Collected data
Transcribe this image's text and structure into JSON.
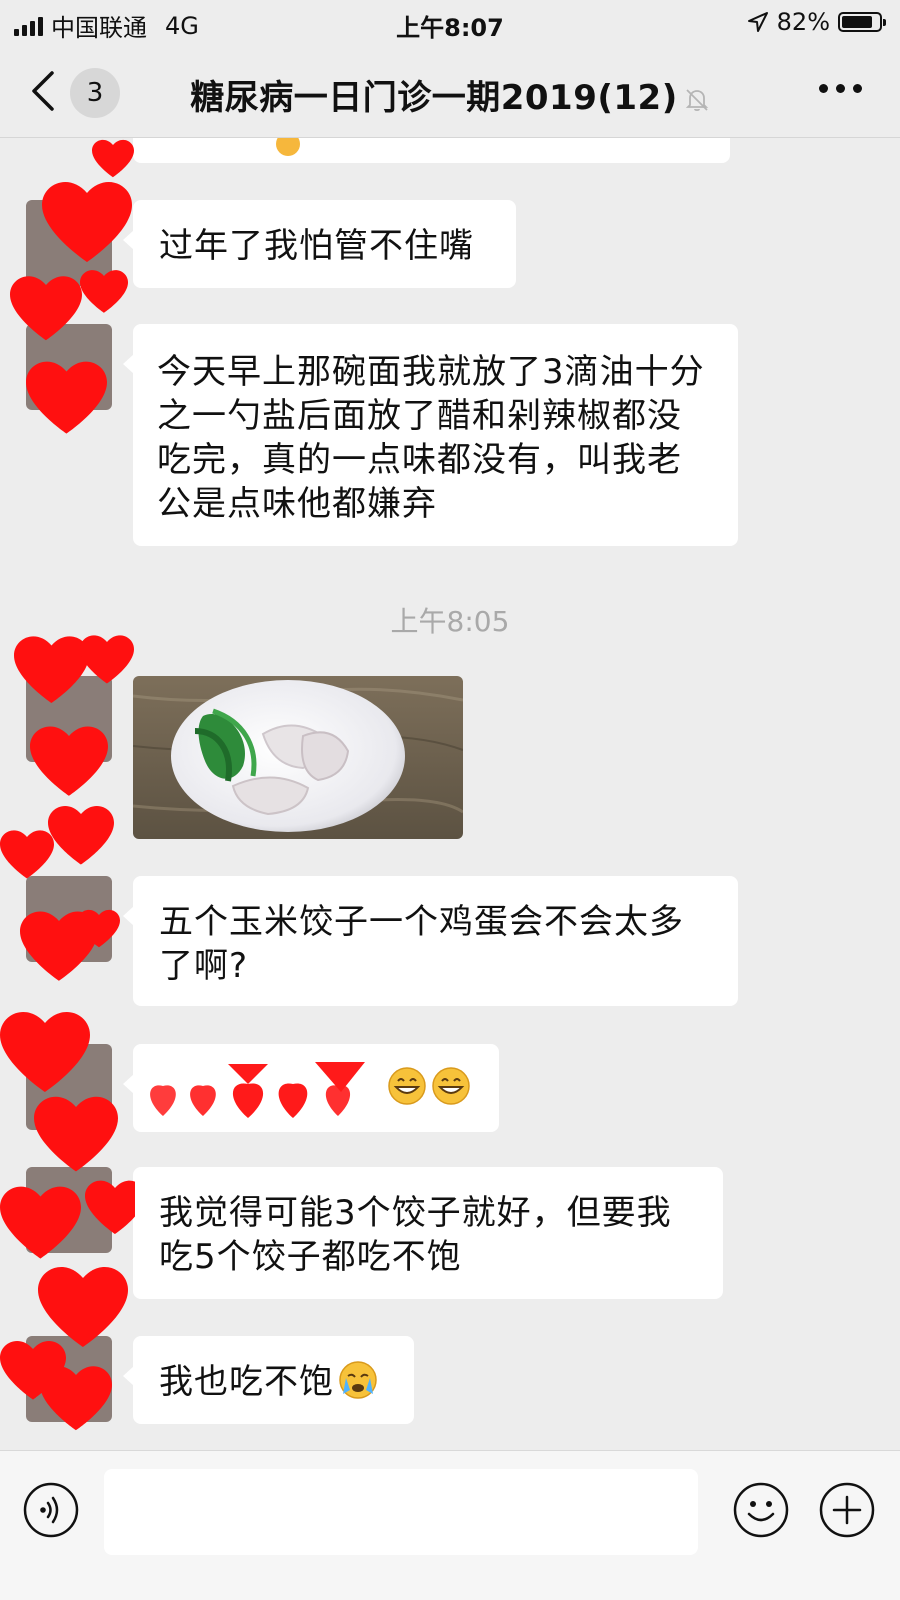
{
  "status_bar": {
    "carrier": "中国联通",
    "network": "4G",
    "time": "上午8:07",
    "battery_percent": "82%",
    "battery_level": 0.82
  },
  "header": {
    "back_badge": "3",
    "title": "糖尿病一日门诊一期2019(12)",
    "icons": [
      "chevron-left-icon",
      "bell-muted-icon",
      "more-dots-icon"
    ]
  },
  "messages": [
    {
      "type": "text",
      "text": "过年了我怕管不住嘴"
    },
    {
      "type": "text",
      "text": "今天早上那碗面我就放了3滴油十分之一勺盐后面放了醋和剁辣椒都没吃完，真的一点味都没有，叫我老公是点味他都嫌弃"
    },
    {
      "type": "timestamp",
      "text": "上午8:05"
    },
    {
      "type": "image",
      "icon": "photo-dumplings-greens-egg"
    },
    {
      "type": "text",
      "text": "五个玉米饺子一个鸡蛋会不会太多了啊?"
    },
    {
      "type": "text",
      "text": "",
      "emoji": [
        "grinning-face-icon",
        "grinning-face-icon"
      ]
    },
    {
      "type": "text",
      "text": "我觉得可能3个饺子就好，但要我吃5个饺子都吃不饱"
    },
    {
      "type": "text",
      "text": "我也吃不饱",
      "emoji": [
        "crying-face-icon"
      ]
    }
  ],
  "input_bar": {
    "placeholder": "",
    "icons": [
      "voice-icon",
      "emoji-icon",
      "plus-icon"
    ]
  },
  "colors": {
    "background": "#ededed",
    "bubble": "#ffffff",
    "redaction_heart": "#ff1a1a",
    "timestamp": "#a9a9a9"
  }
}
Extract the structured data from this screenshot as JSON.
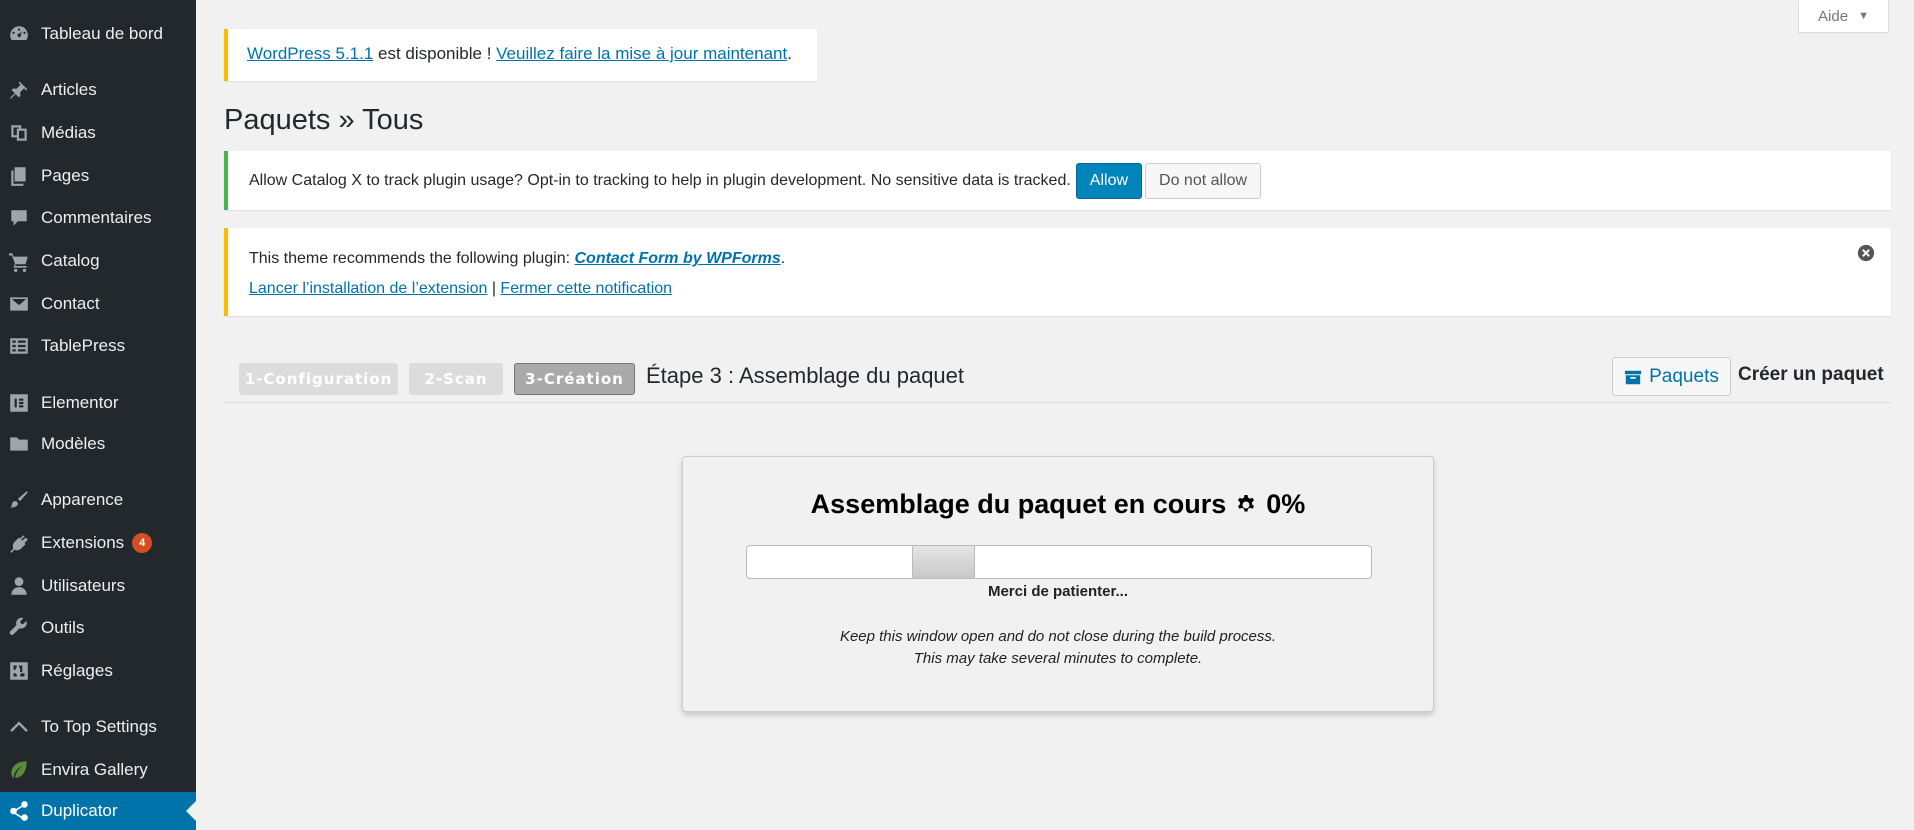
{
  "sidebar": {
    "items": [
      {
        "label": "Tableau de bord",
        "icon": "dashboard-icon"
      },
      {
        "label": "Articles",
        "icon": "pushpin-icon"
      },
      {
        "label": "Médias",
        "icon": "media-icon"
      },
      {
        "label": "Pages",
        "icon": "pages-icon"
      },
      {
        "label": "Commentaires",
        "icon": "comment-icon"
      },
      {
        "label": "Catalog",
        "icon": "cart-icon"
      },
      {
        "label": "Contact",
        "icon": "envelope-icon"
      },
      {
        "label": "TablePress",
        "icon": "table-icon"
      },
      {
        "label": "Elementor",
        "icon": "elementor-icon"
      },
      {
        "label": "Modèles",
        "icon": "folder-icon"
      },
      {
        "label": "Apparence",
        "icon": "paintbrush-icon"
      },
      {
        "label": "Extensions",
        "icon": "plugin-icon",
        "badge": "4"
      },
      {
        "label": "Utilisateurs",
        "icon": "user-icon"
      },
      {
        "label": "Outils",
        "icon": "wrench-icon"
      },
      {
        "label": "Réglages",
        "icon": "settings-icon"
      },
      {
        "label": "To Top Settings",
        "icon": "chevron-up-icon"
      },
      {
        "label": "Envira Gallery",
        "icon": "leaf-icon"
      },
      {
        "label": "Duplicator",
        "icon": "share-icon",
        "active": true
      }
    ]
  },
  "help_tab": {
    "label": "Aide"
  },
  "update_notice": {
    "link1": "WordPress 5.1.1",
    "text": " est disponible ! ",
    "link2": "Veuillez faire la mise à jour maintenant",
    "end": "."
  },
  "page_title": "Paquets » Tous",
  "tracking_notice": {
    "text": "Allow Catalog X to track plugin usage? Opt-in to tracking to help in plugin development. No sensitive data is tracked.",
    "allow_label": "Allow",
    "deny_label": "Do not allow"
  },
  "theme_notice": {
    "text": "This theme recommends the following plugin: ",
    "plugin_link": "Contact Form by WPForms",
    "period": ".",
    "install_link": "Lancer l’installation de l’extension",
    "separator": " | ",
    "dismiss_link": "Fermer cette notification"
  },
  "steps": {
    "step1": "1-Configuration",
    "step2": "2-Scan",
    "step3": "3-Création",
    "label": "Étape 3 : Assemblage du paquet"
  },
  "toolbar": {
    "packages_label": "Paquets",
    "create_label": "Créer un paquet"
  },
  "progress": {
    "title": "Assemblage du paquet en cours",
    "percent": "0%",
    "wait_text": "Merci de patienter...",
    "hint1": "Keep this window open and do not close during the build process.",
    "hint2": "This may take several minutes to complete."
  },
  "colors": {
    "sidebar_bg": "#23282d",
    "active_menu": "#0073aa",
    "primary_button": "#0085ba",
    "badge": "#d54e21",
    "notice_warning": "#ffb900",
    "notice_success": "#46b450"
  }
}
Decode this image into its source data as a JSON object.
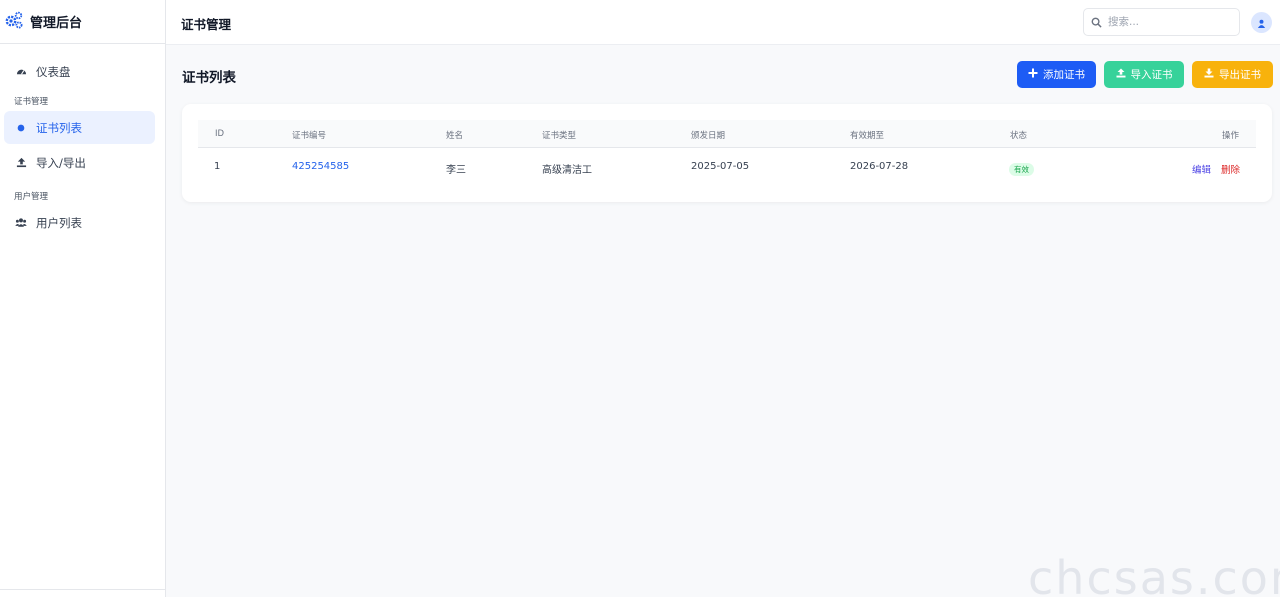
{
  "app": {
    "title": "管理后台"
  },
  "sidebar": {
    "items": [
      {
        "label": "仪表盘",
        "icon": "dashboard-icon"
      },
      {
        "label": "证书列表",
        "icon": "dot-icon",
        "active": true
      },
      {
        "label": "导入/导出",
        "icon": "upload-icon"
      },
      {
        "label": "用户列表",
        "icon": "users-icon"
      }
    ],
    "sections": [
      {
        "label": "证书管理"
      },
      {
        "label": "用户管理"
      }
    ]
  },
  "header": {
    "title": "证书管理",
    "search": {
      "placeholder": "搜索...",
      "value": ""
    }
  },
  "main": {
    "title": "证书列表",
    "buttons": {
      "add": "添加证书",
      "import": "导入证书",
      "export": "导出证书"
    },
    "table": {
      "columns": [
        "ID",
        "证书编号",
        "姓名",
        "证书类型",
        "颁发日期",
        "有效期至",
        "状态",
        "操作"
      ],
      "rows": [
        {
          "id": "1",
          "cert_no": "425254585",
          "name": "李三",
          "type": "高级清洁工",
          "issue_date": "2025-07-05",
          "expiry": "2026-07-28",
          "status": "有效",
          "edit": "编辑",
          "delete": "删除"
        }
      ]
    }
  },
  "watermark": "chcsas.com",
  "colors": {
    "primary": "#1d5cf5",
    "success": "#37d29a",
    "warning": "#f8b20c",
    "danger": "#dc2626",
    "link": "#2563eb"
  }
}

__Set task__: Beginning at the line that contains "Decode this image", copy each remaining line of the records exactly, through the final one. Omit the pictures.

__Answer to this exercise__:
Decode this image into its source data as a JSON object.
{
  "app": {
    "title": "管理后台"
  },
  "sidebar": {
    "items": [
      {
        "label": "仪表盘",
        "icon": "dashboard-icon"
      },
      {
        "label": "证书列表",
        "icon": "dot-icon",
        "active": true
      },
      {
        "label": "导入/导出",
        "icon": "upload-icon"
      },
      {
        "label": "用户列表",
        "icon": "users-icon"
      }
    ],
    "sections": [
      {
        "label": "证书管理"
      },
      {
        "label": "用户管理"
      }
    ]
  },
  "header": {
    "title": "证书管理",
    "search": {
      "placeholder": "搜索...",
      "value": ""
    }
  },
  "main": {
    "title": "证书列表",
    "buttons": {
      "add": "添加证书",
      "import": "导入证书",
      "export": "导出证书"
    },
    "table": {
      "columns": [
        "ID",
        "证书编号",
        "姓名",
        "证书类型",
        "颁发日期",
        "有效期至",
        "状态",
        "操作"
      ],
      "rows": [
        {
          "id": "1",
          "cert_no": "425254585",
          "name": "李三",
          "type": "高级清洁工",
          "issue_date": "2025-07-05",
          "expiry": "2026-07-28",
          "status": "有效",
          "edit": "编辑",
          "delete": "删除"
        }
      ]
    }
  },
  "watermark": "chcsas.com",
  "colors": {
    "primary": "#1d5cf5",
    "success": "#37d29a",
    "warning": "#f8b20c",
    "danger": "#dc2626",
    "link": "#2563eb"
  }
}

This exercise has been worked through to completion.